[EXERCISE REQUIREMENTS]
State only how many lines below include the string "this".

[INFORMATION SHOWN]
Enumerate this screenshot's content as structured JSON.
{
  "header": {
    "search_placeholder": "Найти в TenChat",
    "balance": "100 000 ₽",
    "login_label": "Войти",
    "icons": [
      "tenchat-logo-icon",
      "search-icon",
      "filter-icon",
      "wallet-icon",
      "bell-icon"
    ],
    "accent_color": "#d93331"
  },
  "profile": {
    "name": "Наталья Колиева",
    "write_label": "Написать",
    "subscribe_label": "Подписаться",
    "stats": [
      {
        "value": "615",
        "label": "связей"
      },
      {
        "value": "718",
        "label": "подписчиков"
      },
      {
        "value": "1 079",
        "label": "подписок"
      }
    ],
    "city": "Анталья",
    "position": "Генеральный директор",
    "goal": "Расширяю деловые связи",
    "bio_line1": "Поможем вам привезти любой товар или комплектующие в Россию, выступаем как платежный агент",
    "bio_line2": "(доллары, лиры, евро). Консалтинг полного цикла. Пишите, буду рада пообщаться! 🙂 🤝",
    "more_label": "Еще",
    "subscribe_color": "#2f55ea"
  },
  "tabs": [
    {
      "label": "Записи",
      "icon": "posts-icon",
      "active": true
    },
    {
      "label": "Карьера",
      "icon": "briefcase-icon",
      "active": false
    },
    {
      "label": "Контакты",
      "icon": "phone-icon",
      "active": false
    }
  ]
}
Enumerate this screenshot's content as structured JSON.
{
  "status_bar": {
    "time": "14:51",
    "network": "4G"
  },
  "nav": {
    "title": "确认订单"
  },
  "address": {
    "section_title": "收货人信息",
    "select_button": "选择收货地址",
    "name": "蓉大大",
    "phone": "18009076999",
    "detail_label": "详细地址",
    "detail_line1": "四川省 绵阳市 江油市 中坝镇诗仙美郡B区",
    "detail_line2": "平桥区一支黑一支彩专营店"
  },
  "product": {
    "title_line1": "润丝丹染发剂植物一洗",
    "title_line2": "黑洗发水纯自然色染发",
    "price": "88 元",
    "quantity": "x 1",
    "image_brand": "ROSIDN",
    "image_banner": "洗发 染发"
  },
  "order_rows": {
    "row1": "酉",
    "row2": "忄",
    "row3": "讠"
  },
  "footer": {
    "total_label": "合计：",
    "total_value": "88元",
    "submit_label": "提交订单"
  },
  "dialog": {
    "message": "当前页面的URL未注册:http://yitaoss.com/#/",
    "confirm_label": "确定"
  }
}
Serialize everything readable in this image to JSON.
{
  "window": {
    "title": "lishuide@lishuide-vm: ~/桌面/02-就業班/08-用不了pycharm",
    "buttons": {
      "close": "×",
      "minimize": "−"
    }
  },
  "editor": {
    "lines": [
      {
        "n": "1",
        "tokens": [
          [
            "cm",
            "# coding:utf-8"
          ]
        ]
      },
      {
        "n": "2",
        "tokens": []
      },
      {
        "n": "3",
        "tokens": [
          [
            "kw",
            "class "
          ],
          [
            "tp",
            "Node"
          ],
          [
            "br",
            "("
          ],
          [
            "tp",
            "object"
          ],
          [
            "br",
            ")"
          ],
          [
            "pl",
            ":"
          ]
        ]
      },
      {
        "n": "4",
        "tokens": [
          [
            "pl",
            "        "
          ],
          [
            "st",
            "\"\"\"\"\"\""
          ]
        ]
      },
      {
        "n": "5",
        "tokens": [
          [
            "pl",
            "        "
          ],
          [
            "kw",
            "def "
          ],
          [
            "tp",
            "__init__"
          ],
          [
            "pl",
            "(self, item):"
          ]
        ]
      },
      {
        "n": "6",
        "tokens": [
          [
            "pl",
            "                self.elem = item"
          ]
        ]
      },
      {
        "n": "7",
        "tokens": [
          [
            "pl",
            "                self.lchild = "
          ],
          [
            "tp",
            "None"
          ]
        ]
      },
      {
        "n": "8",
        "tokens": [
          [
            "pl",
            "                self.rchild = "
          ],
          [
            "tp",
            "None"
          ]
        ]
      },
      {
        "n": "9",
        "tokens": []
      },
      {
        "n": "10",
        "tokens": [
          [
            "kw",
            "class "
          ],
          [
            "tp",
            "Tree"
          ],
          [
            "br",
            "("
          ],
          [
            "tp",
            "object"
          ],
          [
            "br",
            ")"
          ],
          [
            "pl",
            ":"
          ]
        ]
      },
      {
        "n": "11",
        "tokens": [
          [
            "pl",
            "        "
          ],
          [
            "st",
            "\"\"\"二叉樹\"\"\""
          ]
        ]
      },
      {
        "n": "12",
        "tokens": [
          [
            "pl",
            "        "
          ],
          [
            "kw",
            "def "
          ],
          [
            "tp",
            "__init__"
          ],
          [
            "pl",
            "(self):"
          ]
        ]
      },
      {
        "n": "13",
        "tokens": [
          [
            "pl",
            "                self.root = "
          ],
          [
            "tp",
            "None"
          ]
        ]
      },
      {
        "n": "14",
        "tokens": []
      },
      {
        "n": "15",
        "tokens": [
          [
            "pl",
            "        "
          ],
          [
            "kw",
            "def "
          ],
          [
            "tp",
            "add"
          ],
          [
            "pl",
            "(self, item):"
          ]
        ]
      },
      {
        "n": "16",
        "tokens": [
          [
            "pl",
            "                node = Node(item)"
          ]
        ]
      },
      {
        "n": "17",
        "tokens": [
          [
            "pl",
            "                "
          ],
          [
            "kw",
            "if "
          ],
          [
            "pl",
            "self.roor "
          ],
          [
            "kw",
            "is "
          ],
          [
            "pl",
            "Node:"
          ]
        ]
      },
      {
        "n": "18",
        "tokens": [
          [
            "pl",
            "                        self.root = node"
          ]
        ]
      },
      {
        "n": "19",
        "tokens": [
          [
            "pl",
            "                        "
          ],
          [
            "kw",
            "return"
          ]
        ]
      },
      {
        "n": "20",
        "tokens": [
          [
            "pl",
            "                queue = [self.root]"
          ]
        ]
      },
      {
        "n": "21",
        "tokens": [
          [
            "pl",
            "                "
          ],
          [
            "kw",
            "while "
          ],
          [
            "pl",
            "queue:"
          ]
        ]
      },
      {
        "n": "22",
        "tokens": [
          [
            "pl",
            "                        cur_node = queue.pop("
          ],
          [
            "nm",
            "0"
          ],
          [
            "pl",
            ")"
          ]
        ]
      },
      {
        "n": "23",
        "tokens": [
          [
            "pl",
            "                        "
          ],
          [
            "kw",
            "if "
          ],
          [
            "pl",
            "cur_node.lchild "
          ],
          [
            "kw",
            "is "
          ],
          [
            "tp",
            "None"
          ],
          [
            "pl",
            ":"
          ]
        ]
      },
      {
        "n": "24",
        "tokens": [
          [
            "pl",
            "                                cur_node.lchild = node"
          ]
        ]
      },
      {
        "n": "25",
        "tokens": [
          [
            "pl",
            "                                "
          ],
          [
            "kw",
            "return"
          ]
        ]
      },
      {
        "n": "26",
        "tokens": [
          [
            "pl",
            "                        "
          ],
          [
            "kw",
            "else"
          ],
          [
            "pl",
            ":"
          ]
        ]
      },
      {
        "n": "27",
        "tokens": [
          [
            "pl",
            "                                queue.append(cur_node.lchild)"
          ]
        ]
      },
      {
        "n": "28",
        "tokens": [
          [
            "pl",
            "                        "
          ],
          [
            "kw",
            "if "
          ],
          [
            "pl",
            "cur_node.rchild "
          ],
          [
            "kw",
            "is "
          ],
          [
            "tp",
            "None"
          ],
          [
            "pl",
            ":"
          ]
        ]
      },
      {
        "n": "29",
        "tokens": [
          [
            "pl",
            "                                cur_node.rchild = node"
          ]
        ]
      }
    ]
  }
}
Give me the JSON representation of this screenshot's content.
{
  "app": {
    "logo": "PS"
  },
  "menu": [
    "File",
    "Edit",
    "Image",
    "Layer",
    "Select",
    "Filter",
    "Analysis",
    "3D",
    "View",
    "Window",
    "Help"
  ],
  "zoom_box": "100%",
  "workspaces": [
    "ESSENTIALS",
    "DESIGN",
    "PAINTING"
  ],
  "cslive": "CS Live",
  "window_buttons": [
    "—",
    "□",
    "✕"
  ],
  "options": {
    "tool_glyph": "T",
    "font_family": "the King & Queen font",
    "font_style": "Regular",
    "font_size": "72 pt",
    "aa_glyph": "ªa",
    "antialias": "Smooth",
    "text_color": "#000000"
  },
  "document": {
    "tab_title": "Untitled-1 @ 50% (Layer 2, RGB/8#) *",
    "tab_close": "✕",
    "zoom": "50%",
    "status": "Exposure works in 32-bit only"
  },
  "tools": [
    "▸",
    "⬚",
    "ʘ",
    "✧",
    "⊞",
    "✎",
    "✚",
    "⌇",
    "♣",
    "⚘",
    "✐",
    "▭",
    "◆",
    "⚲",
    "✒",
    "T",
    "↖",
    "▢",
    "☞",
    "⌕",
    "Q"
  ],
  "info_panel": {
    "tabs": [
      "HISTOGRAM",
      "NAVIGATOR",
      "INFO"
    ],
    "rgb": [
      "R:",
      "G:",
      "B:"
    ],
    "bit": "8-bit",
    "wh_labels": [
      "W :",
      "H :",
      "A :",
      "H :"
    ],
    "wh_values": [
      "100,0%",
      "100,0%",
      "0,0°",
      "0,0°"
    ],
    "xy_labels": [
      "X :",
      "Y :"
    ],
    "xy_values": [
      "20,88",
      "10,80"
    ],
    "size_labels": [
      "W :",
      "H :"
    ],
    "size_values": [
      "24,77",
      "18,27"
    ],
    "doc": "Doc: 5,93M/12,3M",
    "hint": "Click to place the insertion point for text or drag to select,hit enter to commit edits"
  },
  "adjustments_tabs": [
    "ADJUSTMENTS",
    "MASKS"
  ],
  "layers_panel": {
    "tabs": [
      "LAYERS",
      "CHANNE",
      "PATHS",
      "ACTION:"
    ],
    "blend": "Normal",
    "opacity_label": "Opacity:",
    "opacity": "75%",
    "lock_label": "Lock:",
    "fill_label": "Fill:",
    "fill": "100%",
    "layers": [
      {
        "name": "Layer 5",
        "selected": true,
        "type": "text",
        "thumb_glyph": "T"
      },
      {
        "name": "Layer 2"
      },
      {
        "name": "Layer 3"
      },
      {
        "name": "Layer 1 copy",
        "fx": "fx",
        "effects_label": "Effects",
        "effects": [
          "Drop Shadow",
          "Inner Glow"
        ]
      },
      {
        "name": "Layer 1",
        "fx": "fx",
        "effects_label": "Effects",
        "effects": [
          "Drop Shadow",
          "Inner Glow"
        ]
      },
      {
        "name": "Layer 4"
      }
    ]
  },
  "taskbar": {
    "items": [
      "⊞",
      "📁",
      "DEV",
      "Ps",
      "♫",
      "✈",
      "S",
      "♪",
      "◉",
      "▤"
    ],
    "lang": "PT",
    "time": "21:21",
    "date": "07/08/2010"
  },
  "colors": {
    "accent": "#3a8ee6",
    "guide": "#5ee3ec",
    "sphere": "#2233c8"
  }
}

[EXERCISE RESULT]
4